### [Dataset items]
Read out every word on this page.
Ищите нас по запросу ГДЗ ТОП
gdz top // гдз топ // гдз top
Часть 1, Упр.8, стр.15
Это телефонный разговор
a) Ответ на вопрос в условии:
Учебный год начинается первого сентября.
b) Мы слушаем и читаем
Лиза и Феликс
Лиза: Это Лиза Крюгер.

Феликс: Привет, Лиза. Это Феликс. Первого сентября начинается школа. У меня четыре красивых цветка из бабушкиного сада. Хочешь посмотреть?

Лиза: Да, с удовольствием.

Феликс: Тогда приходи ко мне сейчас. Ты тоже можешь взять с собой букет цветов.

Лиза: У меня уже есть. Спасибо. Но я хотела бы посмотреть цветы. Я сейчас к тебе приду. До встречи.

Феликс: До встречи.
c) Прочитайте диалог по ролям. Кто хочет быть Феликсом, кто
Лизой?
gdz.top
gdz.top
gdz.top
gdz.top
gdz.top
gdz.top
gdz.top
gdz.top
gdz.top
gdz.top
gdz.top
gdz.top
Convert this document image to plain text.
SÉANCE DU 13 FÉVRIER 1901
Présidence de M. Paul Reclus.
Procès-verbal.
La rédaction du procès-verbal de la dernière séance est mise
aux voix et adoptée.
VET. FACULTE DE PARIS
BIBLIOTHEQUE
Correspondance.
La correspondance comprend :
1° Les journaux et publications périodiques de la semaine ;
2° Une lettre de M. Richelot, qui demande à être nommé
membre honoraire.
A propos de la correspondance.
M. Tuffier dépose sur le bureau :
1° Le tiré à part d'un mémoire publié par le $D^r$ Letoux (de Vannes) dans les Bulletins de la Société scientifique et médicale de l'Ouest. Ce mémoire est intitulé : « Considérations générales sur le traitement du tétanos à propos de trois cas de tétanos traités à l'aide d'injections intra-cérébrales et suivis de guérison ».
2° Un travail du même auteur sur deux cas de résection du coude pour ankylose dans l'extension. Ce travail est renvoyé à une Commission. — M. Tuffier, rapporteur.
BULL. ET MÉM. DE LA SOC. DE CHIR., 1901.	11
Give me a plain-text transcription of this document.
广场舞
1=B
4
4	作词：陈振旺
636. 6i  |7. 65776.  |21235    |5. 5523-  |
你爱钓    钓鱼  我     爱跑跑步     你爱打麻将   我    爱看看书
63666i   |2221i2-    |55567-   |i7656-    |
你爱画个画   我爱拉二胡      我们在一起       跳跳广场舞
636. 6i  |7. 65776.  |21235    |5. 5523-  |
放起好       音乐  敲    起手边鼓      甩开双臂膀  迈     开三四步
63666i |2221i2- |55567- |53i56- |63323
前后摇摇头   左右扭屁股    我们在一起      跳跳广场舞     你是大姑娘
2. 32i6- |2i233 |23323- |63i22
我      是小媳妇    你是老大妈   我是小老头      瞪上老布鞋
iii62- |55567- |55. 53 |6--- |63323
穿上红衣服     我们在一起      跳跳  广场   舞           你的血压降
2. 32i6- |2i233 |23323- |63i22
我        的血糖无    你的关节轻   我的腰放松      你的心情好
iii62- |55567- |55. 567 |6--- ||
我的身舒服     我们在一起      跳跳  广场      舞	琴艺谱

### [Required work]
Write out every line of the records exactly.

### [Solution to this exercise]
Read out every word on this page.
Ищите нас по запросу ГДЗ ТОП
gdz top // гдз топ // гдз top
Часть 1, Упр.8, стр.15
Это телефонный разговор
a) Ответ на вопрос в условии:
Учебный год начинается первого сентября.
b) Мы слушаем и читаем
Лиза и Феликс
Лиза: Это Лиза Крюгер.

Феликс: Привет, Лиза. Это Феликс. Первого сентября начинается школа. У меня четыре красивых цветка из бабушкиного сада. Хочешь посмотреть?

Лиза: Да, с удовольствием.

Феликс: Тогда приходи ко мне сейчас. Ты тоже можешь взять с собой букет цветов.

Лиза: У меня уже есть. Спасибо. Но я хотела бы посмотреть цветы. Я сейчас к тебе приду. До встречи.

Феликс: До встречи.
c) Прочитайте диалог по ролям. Кто хочет быть Феликсом, кто
Лизой?
gdz.top
gdz.top
gdz.top
gdz.top
gdz.top
gdz.top
gdz.top
gdz.top
gdz.top
gdz.top
gdz.top
gdz.top
Convert this document image to plain text.
SÉANCE DU 13 FÉVRIER 1901
Présidence de M. Paul Reclus.
Procès-verbal.
La rédaction du procès-verbal de la dernière séance est mise
aux voix et adoptée.
VET. FACULTE DE PARIS
BIBLIOTHEQUE
Correspondance.
La correspondance comprend :
1° Les journaux et publications périodiques de la semaine ;
2° Une lettre de M. Richelot, qui demande à être nommé
membre honoraire.
A propos de la correspondance.
M. Tuffier dépose sur le bureau :
1° Le tiré à part d'un mémoire publié par le $D^r$ Letoux (de Vannes) dans les Bulletins de la Société scientifique et médicale de l'Ouest. Ce mémoire est intitulé : « Considérations générales sur le traitement du tétanos à propos de trois cas de tétanos traités à l'aide d'injections intra-cérébrales et suivis de guérison ».
2° Un travail du même auteur sur deux cas de résection du coude pour ankylose dans l'extension. Ce travail est renvoyé à une Commission. — M. Tuffier, rapporteur.
BULL. ET MÉM. DE LA SOC. DE CHIR., 1901.	11
Give me a plain-text transcription of this document.
广场舞
1=B
4
4	作词：陈振旺
636. 6i  |7. 65776.  |21235    |5. 5523-  |
你爱钓    钓鱼  我     爱跑跑步     你爱打麻将   我    爱看看书
63666i   |2221i2-    |55567-   |i7656-    |
你爱画个画   我爱拉二胡      我们在一起       跳跳广场舞
636. 6i  |7. 65776.  |21235    |5. 5523-  |
放起好       音乐  敲    起手边鼓      甩开双臂膀  迈     开三四步
63666i |2221i2- |55567- |53i56- |63323
前后摇摇头   左右扭屁股    我们在一起      跳跳广场舞     你是大姑娘
2. 32i6- |2i233 |23323- |63i22
我      是小媳妇    你是老大妈   我是小老头      瞪上老布鞋
iii62- |55567- |55. 53 |6--- |63323
穿上红衣服     我们在一起      跳跳  广场   舞           你的血压降
2. 32i6- |2i233 |23323- |63i22
我        的血糖无    你的关节轻   我的腰放松      你的心情好
iii62- |55567- |55. 567 |6--- ||
我的身舒服     我们在一起      跳跳  广场      舞	琴艺谱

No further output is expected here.